Locate each line in the records containing "niechybnie". Copy it.

******************************

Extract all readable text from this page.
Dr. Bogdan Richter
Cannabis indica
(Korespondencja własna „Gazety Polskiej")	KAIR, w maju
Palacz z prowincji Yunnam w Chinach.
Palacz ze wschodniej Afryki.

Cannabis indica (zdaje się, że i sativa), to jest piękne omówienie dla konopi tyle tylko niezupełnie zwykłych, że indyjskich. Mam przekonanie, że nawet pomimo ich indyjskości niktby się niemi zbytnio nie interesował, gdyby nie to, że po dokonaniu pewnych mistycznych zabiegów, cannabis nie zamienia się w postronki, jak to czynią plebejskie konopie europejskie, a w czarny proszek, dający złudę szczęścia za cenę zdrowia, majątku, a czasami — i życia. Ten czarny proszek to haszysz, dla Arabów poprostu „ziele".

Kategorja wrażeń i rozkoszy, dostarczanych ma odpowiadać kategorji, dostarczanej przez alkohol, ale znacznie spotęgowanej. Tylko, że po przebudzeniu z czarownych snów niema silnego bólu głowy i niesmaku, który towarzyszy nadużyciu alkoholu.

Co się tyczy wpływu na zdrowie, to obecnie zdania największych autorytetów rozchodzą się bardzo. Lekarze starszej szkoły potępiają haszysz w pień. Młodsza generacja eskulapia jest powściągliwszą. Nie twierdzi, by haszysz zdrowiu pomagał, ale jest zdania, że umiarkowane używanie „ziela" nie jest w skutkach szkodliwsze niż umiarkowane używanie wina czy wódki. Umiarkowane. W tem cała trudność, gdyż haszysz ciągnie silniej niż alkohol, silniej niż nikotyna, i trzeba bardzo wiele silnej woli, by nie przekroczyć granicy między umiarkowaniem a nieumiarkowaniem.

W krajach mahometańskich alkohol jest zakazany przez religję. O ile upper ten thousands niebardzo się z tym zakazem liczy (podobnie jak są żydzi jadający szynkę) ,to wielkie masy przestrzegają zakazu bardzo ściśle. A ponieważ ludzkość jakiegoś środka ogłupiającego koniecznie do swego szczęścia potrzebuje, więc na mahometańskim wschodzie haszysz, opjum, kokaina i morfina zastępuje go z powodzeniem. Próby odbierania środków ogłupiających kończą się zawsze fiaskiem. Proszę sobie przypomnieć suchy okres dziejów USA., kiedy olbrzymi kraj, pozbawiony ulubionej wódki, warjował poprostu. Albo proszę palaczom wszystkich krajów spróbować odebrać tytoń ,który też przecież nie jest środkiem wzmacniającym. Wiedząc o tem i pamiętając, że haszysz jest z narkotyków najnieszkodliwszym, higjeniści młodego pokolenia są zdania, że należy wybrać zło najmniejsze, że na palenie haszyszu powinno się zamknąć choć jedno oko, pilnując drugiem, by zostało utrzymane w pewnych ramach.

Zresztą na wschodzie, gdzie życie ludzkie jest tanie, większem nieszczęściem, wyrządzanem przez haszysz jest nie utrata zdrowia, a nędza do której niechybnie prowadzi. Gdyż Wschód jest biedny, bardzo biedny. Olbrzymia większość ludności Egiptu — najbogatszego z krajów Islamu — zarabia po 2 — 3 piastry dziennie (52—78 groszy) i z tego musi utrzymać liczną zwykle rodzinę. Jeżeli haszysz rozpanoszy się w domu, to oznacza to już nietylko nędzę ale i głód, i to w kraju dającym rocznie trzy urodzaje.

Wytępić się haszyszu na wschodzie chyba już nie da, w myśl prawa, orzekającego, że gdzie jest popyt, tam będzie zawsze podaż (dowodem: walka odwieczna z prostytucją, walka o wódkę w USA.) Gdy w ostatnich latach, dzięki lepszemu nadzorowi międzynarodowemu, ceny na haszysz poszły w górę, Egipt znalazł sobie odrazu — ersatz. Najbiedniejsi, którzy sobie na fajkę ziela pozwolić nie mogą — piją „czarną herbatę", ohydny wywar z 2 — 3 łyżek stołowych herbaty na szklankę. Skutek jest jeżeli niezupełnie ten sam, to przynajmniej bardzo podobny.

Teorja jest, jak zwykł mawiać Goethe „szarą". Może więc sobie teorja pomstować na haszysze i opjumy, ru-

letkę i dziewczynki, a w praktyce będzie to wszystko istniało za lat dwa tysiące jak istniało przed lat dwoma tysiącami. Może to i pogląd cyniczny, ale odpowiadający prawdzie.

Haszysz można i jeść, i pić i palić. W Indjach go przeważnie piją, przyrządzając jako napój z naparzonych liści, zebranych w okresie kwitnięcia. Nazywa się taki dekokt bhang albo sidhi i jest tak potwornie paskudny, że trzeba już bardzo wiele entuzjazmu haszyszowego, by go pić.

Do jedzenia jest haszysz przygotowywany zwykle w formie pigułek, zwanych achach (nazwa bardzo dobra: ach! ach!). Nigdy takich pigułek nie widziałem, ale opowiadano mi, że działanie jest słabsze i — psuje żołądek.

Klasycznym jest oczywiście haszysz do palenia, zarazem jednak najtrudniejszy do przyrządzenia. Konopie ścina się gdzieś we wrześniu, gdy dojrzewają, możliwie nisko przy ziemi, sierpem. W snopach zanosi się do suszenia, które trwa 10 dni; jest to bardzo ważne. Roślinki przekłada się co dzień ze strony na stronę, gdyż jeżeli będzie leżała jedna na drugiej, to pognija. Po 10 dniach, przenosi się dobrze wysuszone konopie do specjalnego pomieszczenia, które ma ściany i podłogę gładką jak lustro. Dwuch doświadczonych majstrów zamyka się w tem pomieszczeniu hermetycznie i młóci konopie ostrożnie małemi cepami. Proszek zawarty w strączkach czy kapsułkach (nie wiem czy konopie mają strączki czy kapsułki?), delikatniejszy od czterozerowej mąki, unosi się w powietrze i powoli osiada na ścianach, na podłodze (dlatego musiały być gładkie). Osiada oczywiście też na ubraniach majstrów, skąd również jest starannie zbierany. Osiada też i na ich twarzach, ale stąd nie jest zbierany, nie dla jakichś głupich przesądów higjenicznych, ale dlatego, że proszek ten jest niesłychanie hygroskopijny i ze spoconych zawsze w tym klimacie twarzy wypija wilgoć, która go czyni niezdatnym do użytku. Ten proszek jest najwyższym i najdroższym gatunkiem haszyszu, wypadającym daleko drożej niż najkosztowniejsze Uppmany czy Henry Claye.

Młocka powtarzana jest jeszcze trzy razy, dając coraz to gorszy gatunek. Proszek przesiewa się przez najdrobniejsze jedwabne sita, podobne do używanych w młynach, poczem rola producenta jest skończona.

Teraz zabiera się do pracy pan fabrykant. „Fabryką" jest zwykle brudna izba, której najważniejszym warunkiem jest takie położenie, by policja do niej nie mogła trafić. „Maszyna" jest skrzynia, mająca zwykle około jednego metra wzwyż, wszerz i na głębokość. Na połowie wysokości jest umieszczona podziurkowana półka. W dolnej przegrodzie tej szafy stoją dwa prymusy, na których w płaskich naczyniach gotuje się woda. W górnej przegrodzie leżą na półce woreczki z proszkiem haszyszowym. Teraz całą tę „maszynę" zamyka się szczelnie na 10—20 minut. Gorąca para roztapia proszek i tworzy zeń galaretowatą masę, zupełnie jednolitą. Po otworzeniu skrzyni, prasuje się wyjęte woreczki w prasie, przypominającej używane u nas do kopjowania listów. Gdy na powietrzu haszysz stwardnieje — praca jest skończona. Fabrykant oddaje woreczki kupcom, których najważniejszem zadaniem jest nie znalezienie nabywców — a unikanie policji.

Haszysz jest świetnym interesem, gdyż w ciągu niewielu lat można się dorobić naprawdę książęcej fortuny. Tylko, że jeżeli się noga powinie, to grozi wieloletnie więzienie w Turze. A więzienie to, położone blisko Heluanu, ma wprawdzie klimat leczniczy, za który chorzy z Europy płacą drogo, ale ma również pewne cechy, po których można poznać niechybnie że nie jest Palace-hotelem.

******************************

Task response >>
Zresztą na wschodzie, gdzie życie ludzkie jest tanie, większem nieszczęściem, wyrządzanem przez haszysz jest nie utrata zdrowia, a nędza do której niechybnie prowadzi. Gdyż Wschód jest biedny, bardzo biedny. Olbrzymia większość ludności Egiptu — najbogatszego z krajów Islamu — zarabia po 2 — 3 piastry dziennie (52—78 groszy) i z tego musi utrzymać liczną zwykle rodzinę. Jeżeli haszysz rozpanoszy się w domu, to oznacza to już nietylko nędzę ale i głód, i to w kraju dającym rocznie trzy urodzaje.
Haszysz jest świetnym interesem, gdyż w ciągu niewielu lat można się dorobić naprawdę książęcej fortuny. Tylko, że jeżeli się noga powinie, to grozi wieloletnie więzienie w Turze. A więzienie to, położone blisko Heluanu, ma wprawdzie klimat leczniczy, za który chorzy z Europy płacą drogo, ale ma również pewne cechy, po których można poznać niechybnie że nie jest Palace-hotelem.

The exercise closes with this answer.